>>

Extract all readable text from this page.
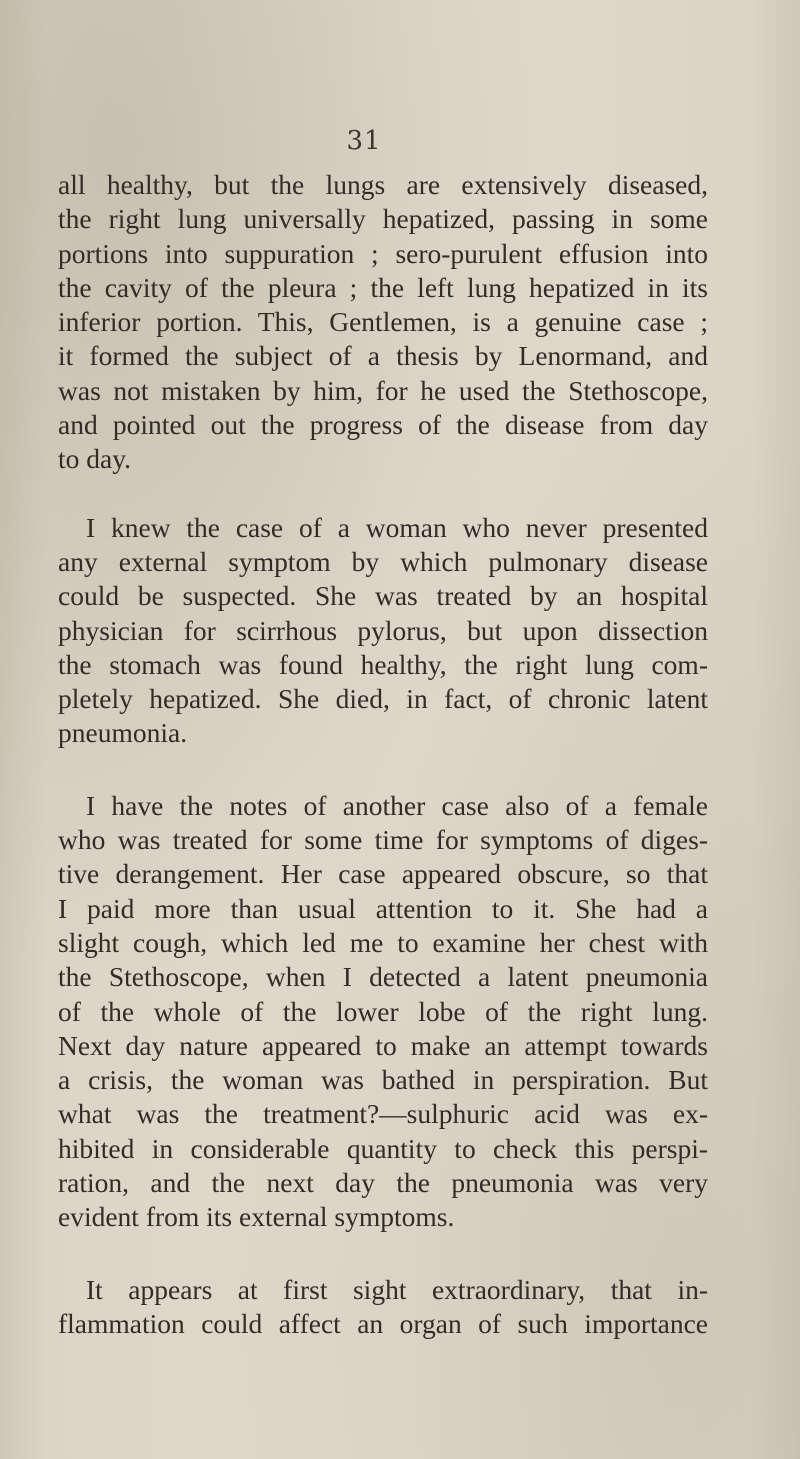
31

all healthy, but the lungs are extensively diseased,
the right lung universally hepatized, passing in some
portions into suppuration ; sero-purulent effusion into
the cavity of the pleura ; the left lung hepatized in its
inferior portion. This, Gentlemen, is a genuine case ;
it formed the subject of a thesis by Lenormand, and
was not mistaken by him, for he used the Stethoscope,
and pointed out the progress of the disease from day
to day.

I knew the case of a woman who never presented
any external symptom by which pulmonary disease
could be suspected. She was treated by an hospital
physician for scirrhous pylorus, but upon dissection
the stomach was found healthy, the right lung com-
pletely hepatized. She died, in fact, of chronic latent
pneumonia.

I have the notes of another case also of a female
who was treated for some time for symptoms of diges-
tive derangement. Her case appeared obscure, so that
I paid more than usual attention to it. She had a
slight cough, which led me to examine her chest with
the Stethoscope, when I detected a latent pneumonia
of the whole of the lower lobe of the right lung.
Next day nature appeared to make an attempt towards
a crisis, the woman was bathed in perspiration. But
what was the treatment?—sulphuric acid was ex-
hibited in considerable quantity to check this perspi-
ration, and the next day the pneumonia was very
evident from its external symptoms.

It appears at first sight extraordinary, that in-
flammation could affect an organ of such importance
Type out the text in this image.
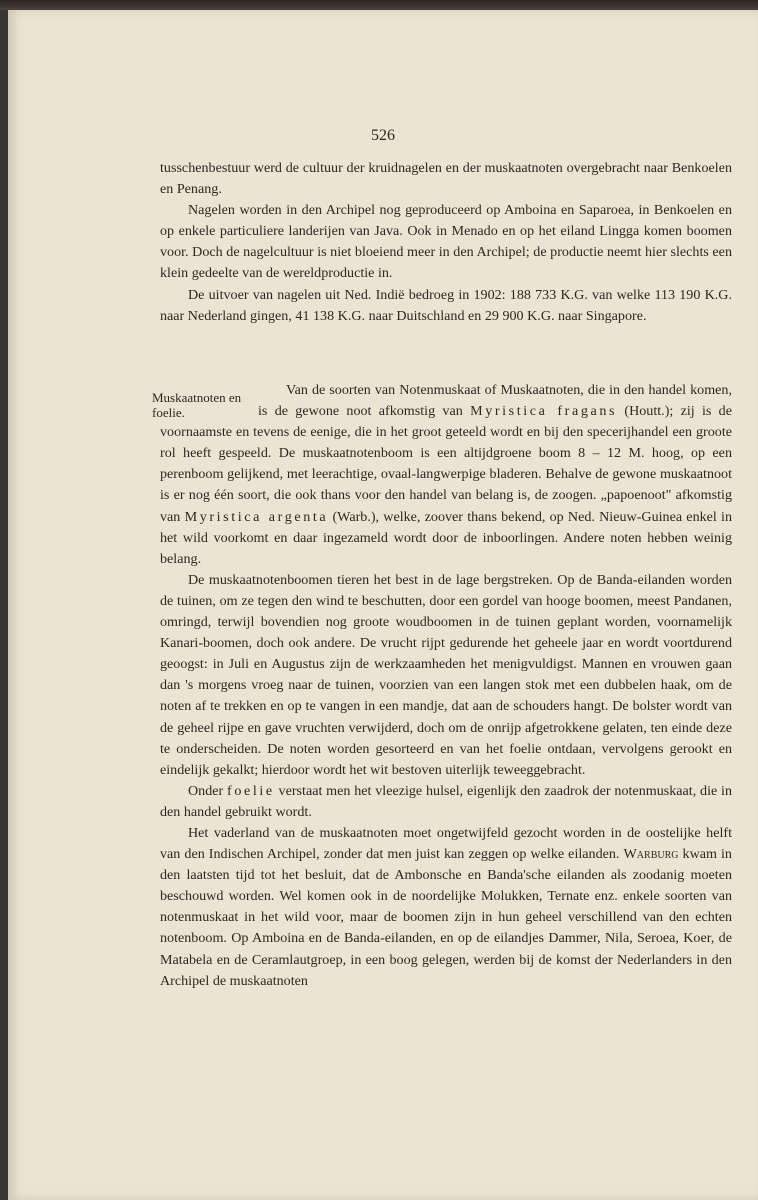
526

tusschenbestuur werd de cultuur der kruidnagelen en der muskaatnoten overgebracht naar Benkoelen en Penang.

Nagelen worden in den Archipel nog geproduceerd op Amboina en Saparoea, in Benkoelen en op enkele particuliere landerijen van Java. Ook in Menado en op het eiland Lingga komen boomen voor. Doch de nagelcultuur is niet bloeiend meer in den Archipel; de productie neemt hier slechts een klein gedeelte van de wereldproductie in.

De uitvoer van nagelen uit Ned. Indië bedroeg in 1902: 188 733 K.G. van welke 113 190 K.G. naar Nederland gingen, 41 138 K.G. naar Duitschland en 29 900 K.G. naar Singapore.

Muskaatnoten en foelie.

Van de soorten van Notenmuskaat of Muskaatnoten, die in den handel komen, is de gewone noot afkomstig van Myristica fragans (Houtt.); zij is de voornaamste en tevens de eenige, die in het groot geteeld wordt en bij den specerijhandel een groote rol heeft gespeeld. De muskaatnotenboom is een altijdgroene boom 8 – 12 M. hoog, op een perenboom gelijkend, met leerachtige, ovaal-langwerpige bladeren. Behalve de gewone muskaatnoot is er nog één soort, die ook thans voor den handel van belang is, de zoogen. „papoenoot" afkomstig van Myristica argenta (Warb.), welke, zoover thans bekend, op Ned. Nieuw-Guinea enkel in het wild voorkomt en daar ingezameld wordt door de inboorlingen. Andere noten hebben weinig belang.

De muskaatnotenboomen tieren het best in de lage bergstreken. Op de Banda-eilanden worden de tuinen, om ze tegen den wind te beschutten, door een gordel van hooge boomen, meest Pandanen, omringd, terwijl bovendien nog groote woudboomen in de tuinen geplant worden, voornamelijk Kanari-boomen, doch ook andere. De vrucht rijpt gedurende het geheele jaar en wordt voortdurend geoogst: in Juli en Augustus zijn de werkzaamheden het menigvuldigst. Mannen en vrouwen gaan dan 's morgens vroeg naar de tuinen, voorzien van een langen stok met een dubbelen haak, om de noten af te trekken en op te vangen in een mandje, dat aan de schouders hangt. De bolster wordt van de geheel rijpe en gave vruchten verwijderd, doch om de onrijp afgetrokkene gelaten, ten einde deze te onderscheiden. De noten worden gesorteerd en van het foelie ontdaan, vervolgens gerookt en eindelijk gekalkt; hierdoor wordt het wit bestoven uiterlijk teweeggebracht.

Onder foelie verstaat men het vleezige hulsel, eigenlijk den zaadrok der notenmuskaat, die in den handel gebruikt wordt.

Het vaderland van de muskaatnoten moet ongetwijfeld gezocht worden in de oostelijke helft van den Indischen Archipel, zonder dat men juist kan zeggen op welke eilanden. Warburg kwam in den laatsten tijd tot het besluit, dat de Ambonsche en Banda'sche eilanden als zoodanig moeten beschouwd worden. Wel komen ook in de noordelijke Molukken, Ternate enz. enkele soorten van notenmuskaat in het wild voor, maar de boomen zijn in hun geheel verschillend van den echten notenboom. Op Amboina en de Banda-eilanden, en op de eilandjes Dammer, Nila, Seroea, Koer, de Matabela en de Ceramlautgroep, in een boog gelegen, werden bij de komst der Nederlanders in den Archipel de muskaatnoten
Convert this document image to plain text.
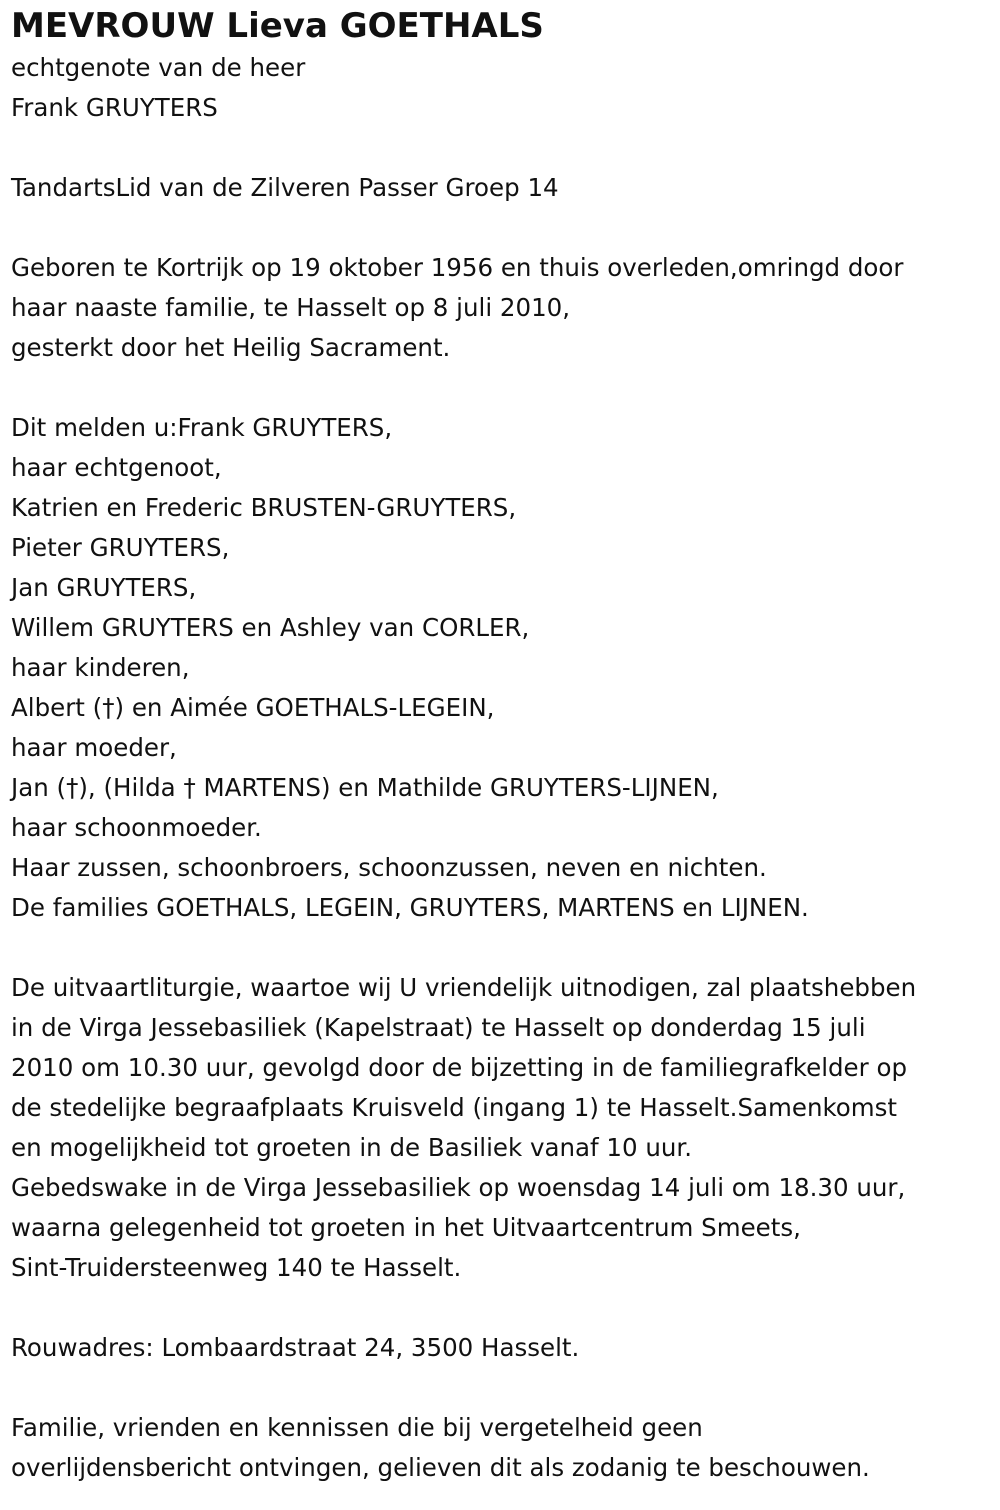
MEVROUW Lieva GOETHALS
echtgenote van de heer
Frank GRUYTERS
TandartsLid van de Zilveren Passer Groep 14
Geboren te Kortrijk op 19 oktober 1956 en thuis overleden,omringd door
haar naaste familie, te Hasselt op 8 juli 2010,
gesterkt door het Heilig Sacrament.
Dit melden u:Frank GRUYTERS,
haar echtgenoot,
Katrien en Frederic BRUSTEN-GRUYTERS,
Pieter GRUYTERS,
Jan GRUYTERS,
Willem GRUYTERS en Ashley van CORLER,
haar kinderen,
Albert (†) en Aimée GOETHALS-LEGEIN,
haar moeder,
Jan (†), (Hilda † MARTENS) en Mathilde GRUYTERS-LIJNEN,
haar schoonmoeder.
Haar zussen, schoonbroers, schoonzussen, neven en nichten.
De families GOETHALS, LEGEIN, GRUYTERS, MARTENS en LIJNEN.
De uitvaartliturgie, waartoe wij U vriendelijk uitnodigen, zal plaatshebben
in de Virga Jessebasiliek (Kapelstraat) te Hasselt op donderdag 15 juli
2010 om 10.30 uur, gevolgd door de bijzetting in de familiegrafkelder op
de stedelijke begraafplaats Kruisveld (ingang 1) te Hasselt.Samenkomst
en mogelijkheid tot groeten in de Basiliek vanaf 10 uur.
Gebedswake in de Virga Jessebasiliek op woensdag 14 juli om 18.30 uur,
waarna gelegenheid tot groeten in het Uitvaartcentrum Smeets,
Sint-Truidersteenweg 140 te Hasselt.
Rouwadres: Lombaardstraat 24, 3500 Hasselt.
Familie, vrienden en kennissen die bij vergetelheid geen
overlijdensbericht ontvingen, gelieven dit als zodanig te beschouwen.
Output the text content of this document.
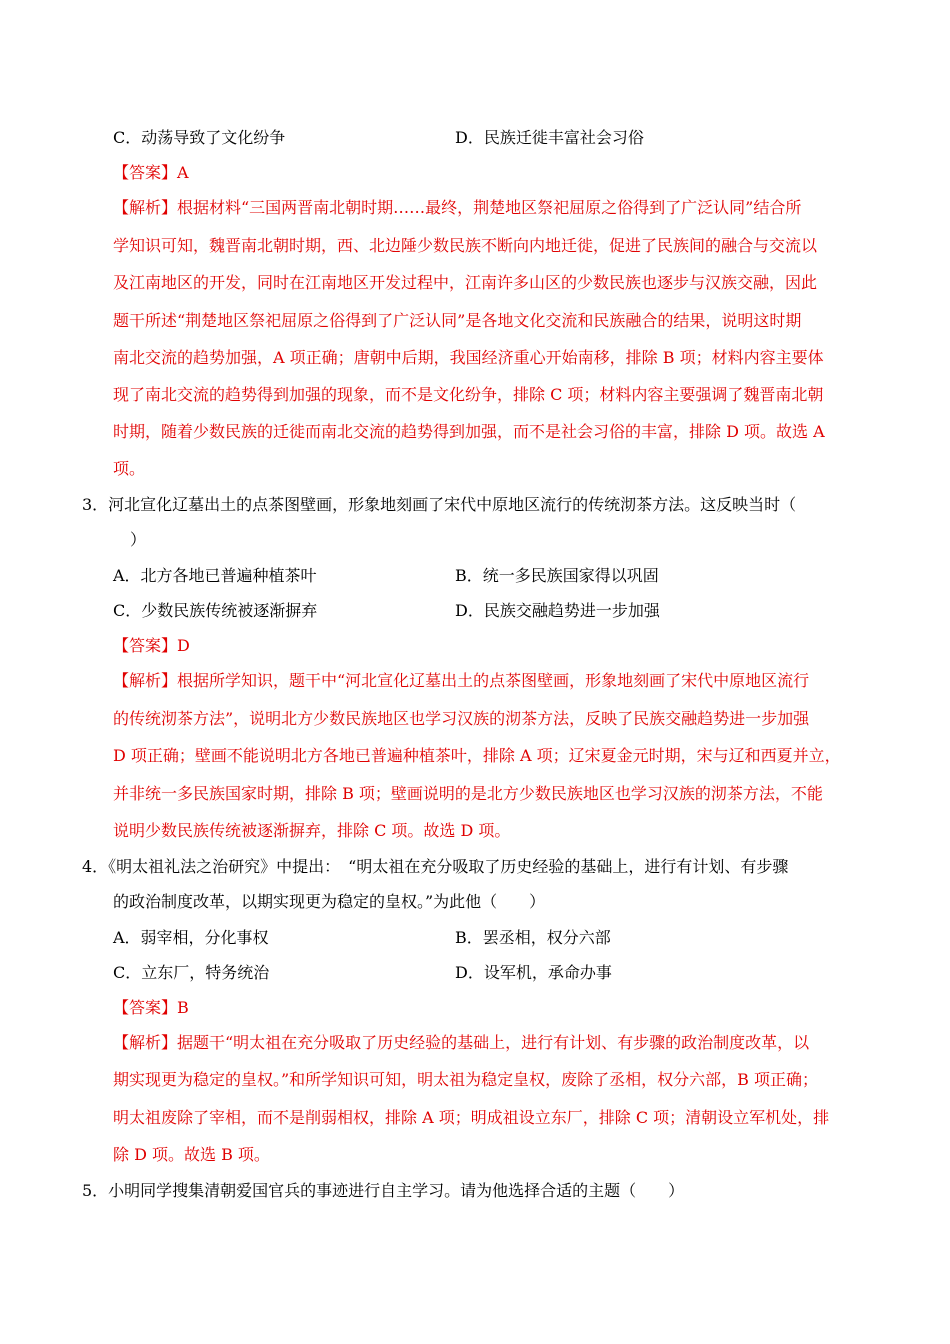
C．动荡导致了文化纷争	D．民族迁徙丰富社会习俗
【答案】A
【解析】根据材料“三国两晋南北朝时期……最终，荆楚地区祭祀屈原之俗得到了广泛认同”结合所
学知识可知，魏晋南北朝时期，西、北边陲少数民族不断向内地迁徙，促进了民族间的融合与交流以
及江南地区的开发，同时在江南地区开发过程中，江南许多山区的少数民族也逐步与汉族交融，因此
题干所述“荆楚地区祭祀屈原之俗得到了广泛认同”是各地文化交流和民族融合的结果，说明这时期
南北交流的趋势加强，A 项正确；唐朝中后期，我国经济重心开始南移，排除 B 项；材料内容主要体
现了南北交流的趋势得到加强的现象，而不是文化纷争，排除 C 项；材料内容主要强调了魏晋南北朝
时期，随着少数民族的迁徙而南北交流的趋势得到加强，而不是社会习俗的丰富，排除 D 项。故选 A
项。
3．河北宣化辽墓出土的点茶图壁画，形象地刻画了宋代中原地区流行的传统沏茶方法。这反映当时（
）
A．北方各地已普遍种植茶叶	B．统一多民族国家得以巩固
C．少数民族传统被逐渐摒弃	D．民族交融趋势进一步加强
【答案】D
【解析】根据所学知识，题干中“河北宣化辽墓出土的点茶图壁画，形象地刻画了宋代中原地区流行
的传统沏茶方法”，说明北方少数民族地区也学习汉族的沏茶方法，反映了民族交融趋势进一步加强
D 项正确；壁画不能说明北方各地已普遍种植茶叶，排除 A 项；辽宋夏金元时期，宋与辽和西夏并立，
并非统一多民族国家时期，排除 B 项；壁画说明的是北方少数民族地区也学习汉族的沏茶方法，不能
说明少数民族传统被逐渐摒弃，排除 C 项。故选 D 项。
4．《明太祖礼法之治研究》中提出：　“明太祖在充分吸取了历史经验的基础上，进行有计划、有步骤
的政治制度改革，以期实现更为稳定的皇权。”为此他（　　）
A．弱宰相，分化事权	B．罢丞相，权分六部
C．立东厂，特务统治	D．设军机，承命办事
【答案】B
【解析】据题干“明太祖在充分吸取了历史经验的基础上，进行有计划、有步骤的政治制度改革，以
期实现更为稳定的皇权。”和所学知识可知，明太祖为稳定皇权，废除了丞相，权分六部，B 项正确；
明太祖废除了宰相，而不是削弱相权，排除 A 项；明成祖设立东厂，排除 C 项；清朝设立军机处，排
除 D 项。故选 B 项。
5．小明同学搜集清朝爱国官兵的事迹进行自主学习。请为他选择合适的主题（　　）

<<

_Instruction_: In the material above, show every line where the word "zijn" turns up.

_Written solution_:
De muskaatnotenboomen tieren het best in de lage bergstreken. Op de Banda-eilanden worden de tuinen, om ze tegen den wind te beschutten, door een gordel van hooge boomen, meest Pandanen, omringd, terwijl bovendien nog groote woudboomen in de tuinen geplant worden, voornamelijk Kanari-boomen, doch ook andere. De vrucht rijpt gedurende het geheele jaar en wordt voortdurend geoogst: in Juli en Augustus zijn de werkzaamheden het menigvuldigst. Mannen en vrouwen gaan dan 's morgens vroeg naar de tuinen, voorzien van een langen stok met een dubbelen haak, om de noten af te trekken en op te vangen in een mandje, dat aan de schouders hangt. De bolster wordt van de geheel rijpe en gave vruchten verwijderd, doch om de onrijp afgetrokkene gelaten, ten einde deze te onderscheiden. De noten worden gesorteerd en van het foelie ontdaan, vervolgens gerookt en eindelijk gekalkt; hierdoor wordt het wit bestoven uiterlijk teweeggebracht.
Het vaderland van de muskaatnoten moet ongetwijfeld gezocht worden in de oostelijke helft van den Indischen Archipel, zonder dat men juist kan zeggen op welke eilanden. Warburg kwam in den laatsten tijd tot het besluit, dat de Ambonsche en Banda'sche eilanden als zoodanig moeten beschouwd worden. Wel komen ook in de noordelijke Molukken, Ternate enz. enkele soorten van notenmuskaat in het wild voor, maar de boomen zijn in hun geheel verschillend van den echten notenboom. Op Amboina en de Banda-eilanden, en op de eilandjes Dammer, Nila, Seroea, Koer, de Matabela en de Ceramlautgroep, in een boog gelegen, werden bij de komst der Nederlanders in den Archipel de muskaatnoten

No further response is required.